**WHAT NEEDS TO BE DONE**: Transcribe the full listing exactly, and drop every picture.

**INPUT MATERIAL**:
_ _ _ _ _ _ _

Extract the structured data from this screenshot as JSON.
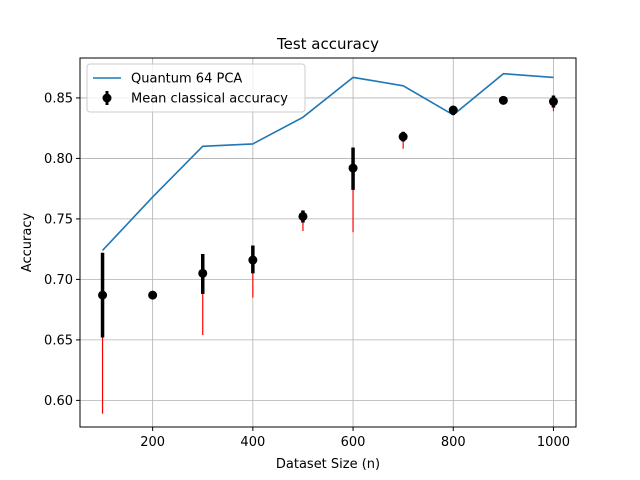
{
  "chart_data": {
    "type": "line",
    "title": "Test accuracy",
    "xlabel": "Dataset Size (n)",
    "ylabel": "Accuracy",
    "xlim": [
      55,
      1045
    ],
    "ylim": [
      0.578,
      0.883
    ],
    "xticks": [
      200,
      400,
      600,
      800,
      1000
    ],
    "yticks": [
      0.6,
      0.65,
      0.7,
      0.75,
      0.8,
      0.85
    ],
    "xtick_labels": [
      "200",
      "400",
      "600",
      "800",
      "1000"
    ],
    "ytick_labels": [
      "0.60",
      "0.65",
      "0.70",
      "0.75",
      "0.80",
      "0.85"
    ],
    "grid": true,
    "legend_position": "top-left",
    "colors": {
      "quantum_line": "#1f77b4",
      "classical_marker": "#000000",
      "thick_error": "#000000",
      "thin_error": "#ff0000",
      "grid": "#b0b0b0"
    },
    "series": [
      {
        "name": "Quantum 64 PCA",
        "kind": "line",
        "x": [
          100,
          200,
          300,
          400,
          500,
          600,
          700,
          800,
          900,
          1000
        ],
        "y": [
          0.724,
          0.768,
          0.81,
          0.812,
          0.834,
          0.867,
          0.86,
          0.836,
          0.87,
          0.867
        ]
      },
      {
        "name": "Mean classical accuracy",
        "kind": "errorbar",
        "x": [
          100,
          200,
          300,
          400,
          500,
          600,
          700,
          800,
          900,
          1000
        ],
        "y": [
          0.687,
          0.687,
          0.705,
          0.716,
          0.752,
          0.792,
          0.818,
          0.84,
          0.848,
          0.847
        ],
        "thick_low": [
          0.652,
          0.687,
          0.688,
          0.705,
          0.747,
          0.774,
          0.814,
          0.836,
          0.846,
          0.842
        ],
        "thick_high": [
          0.722,
          0.687,
          0.721,
          0.728,
          0.757,
          0.809,
          0.822,
          0.843,
          0.85,
          0.852
        ],
        "thin_low": [
          0.589,
          0.687,
          0.654,
          0.685,
          0.74,
          0.739,
          0.808,
          0.836,
          0.846,
          0.839
        ],
        "thin_high": [
          0.722,
          0.687,
          0.721,
          0.728,
          0.757,
          0.809,
          0.822,
          0.843,
          0.85,
          0.852
        ]
      }
    ]
  }
}
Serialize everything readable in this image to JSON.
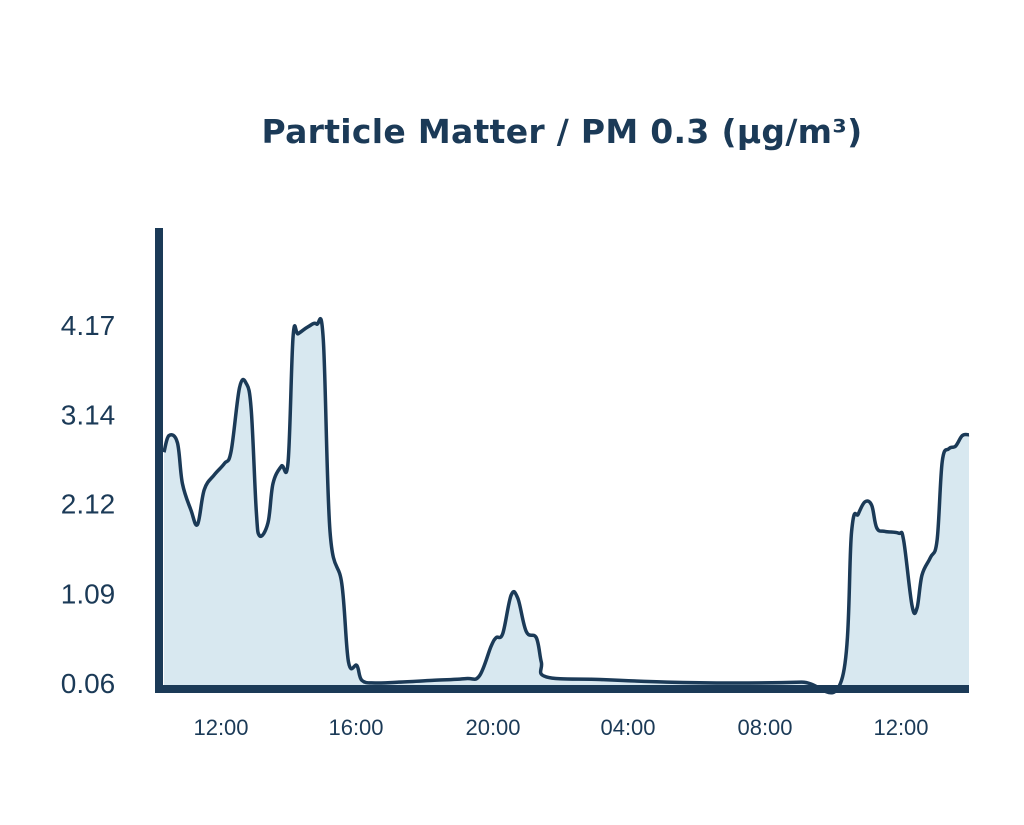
{
  "chart_data": {
    "type": "area",
    "title": "Particle Matter / PM 0.3 (µg/m³)",
    "xlabel": "",
    "ylabel": "",
    "x_tick_labels": [
      "12:00",
      "16:00",
      "20:00",
      "04:00",
      "08:00",
      "12:00"
    ],
    "y_tick_labels": [
      "0.06",
      "1.09",
      "2.12",
      "3.14",
      "4.17"
    ],
    "y_ticks": [
      0.06,
      1.09,
      2.12,
      3.14,
      4.17
    ],
    "ylim": [
      0.06,
      4.17
    ],
    "xlim": [
      0,
      24
    ],
    "series": [
      {
        "values": [
          [
            0.0,
            2.71
          ],
          [
            0.15,
            2.9
          ],
          [
            0.4,
            2.82
          ],
          [
            0.55,
            2.35
          ],
          [
            0.8,
            2.05
          ],
          [
            1.0,
            1.88
          ],
          [
            1.2,
            2.28
          ],
          [
            1.5,
            2.45
          ],
          [
            1.8,
            2.58
          ],
          [
            2.0,
            2.72
          ],
          [
            2.25,
            3.45
          ],
          [
            2.45,
            3.5
          ],
          [
            2.6,
            3.2
          ],
          [
            2.75,
            2.05
          ],
          [
            2.85,
            1.75
          ],
          [
            3.1,
            1.9
          ],
          [
            3.25,
            2.35
          ],
          [
            3.5,
            2.55
          ],
          [
            3.7,
            2.6
          ],
          [
            3.85,
            4.04
          ],
          [
            4.0,
            4.07
          ],
          [
            4.3,
            4.15
          ],
          [
            4.55,
            4.18
          ],
          [
            4.75,
            4.0
          ],
          [
            4.95,
            1.8
          ],
          [
            5.3,
            1.2
          ],
          [
            5.5,
            0.3
          ],
          [
            5.75,
            0.26
          ],
          [
            5.9,
            0.09
          ],
          [
            6.3,
            0.06
          ],
          [
            7.0,
            0.07
          ],
          [
            8.0,
            0.09
          ],
          [
            9.0,
            0.11
          ],
          [
            9.4,
            0.14
          ],
          [
            9.75,
            0.48
          ],
          [
            9.9,
            0.58
          ],
          [
            10.1,
            0.63
          ],
          [
            10.35,
            1.07
          ],
          [
            10.55,
            1.03
          ],
          [
            10.8,
            0.65
          ],
          [
            11.1,
            0.58
          ],
          [
            11.25,
            0.3
          ],
          [
            11.4,
            0.13
          ],
          [
            13.0,
            0.1
          ],
          [
            15.0,
            0.07
          ],
          [
            17.0,
            0.06
          ],
          [
            19.0,
            0.07
          ],
          [
            20.2,
            0.09
          ],
          [
            20.5,
            1.8
          ],
          [
            20.7,
            2.0
          ],
          [
            20.9,
            2.14
          ],
          [
            21.1,
            2.1
          ],
          [
            21.25,
            1.84
          ],
          [
            21.5,
            1.8
          ],
          [
            21.9,
            1.78
          ],
          [
            22.05,
            1.7
          ],
          [
            22.3,
            0.95
          ],
          [
            22.45,
            0.92
          ],
          [
            22.6,
            1.3
          ],
          [
            22.85,
            1.5
          ],
          [
            23.05,
            1.7
          ],
          [
            23.2,
            2.6
          ],
          [
            23.4,
            2.75
          ],
          [
            23.6,
            2.78
          ],
          [
            23.8,
            2.9
          ],
          [
            24.0,
            2.91
          ]
        ]
      }
    ],
    "grid": false,
    "legend": "none",
    "colors": {
      "line": "#1b3a57",
      "fill": "#d8e8f0",
      "axis": "#1b3a57",
      "text": "#1b3a57"
    }
  }
}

_ _ _ _ _ _ _

**WRITTEN REPLY**:
Extract the structured data from this screenshot as JSON.
{
  "chart_data": {
    "type": "line",
    "title": "Test accuracy",
    "xlabel": "Dataset Size (n)",
    "ylabel": "Accuracy",
    "xlim": [
      55,
      1045
    ],
    "ylim": [
      0.578,
      0.883
    ],
    "xticks": [
      200,
      400,
      600,
      800,
      1000
    ],
    "yticks": [
      0.6,
      0.65,
      0.7,
      0.75,
      0.8,
      0.85
    ],
    "xtick_labels": [
      "200",
      "400",
      "600",
      "800",
      "1000"
    ],
    "ytick_labels": [
      "0.60",
      "0.65",
      "0.70",
      "0.75",
      "0.80",
      "0.85"
    ],
    "grid": true,
    "legend_position": "top-left",
    "colors": {
      "quantum_line": "#1f77b4",
      "classical_marker": "#000000",
      "thick_error": "#000000",
      "thin_error": "#ff0000",
      "grid": "#b0b0b0"
    },
    "series": [
      {
        "name": "Quantum 64 PCA",
        "kind": "line",
        "x": [
          100,
          200,
          300,
          400,
          500,
          600,
          700,
          800,
          900,
          1000
        ],
        "y": [
          0.724,
          0.768,
          0.81,
          0.812,
          0.834,
          0.867,
          0.86,
          0.836,
          0.87,
          0.867
        ]
      },
      {
        "name": "Mean classical accuracy",
        "kind": "errorbar",
        "x": [
          100,
          200,
          300,
          400,
          500,
          600,
          700,
          800,
          900,
          1000
        ],
        "y": [
          0.687,
          0.687,
          0.705,
          0.716,
          0.752,
          0.792,
          0.818,
          0.84,
          0.848,
          0.847
        ],
        "thick_low": [
          0.652,
          0.687,
          0.688,
          0.705,
          0.747,
          0.774,
          0.814,
          0.836,
          0.846,
          0.842
        ],
        "thick_high": [
          0.722,
          0.687,
          0.721,
          0.728,
          0.757,
          0.809,
          0.822,
          0.843,
          0.85,
          0.852
        ],
        "thin_low": [
          0.589,
          0.687,
          0.654,
          0.685,
          0.74,
          0.739,
          0.808,
          0.836,
          0.846,
          0.839
        ],
        "thin_high": [
          0.722,
          0.687,
          0.721,
          0.728,
          0.757,
          0.809,
          0.822,
          0.843,
          0.85,
          0.852
        ]
      }
    ]
  }
}
Serialize everything readable in this image to JSON.
{
  "chart_data": {
    "type": "area",
    "title": "Particle Matter / PM 0.3 (µg/m³)",
    "xlabel": "",
    "ylabel": "",
    "x_tick_labels": [
      "12:00",
      "16:00",
      "20:00",
      "04:00",
      "08:00",
      "12:00"
    ],
    "y_tick_labels": [
      "0.06",
      "1.09",
      "2.12",
      "3.14",
      "4.17"
    ],
    "y_ticks": [
      0.06,
      1.09,
      2.12,
      3.14,
      4.17
    ],
    "ylim": [
      0.06,
      4.17
    ],
    "xlim": [
      0,
      24
    ],
    "series": [
      {
        "values": [
          [
            0.0,
            2.71
          ],
          [
            0.15,
            2.9
          ],
          [
            0.4,
            2.82
          ],
          [
            0.55,
            2.35
          ],
          [
            0.8,
            2.05
          ],
          [
            1.0,
            1.88
          ],
          [
            1.2,
            2.28
          ],
          [
            1.5,
            2.45
          ],
          [
            1.8,
            2.58
          ],
          [
            2.0,
            2.72
          ],
          [
            2.25,
            3.45
          ],
          [
            2.45,
            3.5
          ],
          [
            2.6,
            3.2
          ],
          [
            2.75,
            2.05
          ],
          [
            2.85,
            1.75
          ],
          [
            3.1,
            1.9
          ],
          [
            3.25,
            2.35
          ],
          [
            3.5,
            2.55
          ],
          [
            3.7,
            2.6
          ],
          [
            3.85,
            4.04
          ],
          [
            4.0,
            4.07
          ],
          [
            4.3,
            4.15
          ],
          [
            4.55,
            4.18
          ],
          [
            4.75,
            4.0
          ],
          [
            4.95,
            1.8
          ],
          [
            5.3,
            1.2
          ],
          [
            5.5,
            0.3
          ],
          [
            5.75,
            0.26
          ],
          [
            5.9,
            0.09
          ],
          [
            6.3,
            0.06
          ],
          [
            7.0,
            0.07
          ],
          [
            8.0,
            0.09
          ],
          [
            9.0,
            0.11
          ],
          [
            9.4,
            0.14
          ],
          [
            9.75,
            0.48
          ],
          [
            9.9,
            0.58
          ],
          [
            10.1,
            0.63
          ],
          [
            10.35,
            1.07
          ],
          [
            10.55,
            1.03
          ],
          [
            10.8,
            0.65
          ],
          [
            11.1,
            0.58
          ],
          [
            11.25,
            0.3
          ],
          [
            11.4,
            0.13
          ],
          [
            13.0,
            0.1
          ],
          [
            15.0,
            0.07
          ],
          [
            17.0,
            0.06
          ],
          [
            19.0,
            0.07
          ],
          [
            20.2,
            0.09
          ],
          [
            20.5,
            1.8
          ],
          [
            20.7,
            2.0
          ],
          [
            20.9,
            2.14
          ],
          [
            21.1,
            2.1
          ],
          [
            21.25,
            1.84
          ],
          [
            21.5,
            1.8
          ],
          [
            21.9,
            1.78
          ],
          [
            22.05,
            1.7
          ],
          [
            22.3,
            0.95
          ],
          [
            22.45,
            0.92
          ],
          [
            22.6,
            1.3
          ],
          [
            22.85,
            1.5
          ],
          [
            23.05,
            1.7
          ],
          [
            23.2,
            2.6
          ],
          [
            23.4,
            2.75
          ],
          [
            23.6,
            2.78
          ],
          [
            23.8,
            2.9
          ],
          [
            24.0,
            2.91
          ]
        ]
      }
    ],
    "grid": false,
    "legend": "none",
    "colors": {
      "line": "#1b3a57",
      "fill": "#d8e8f0",
      "axis": "#1b3a57",
      "text": "#1b3a57"
    }
  }
}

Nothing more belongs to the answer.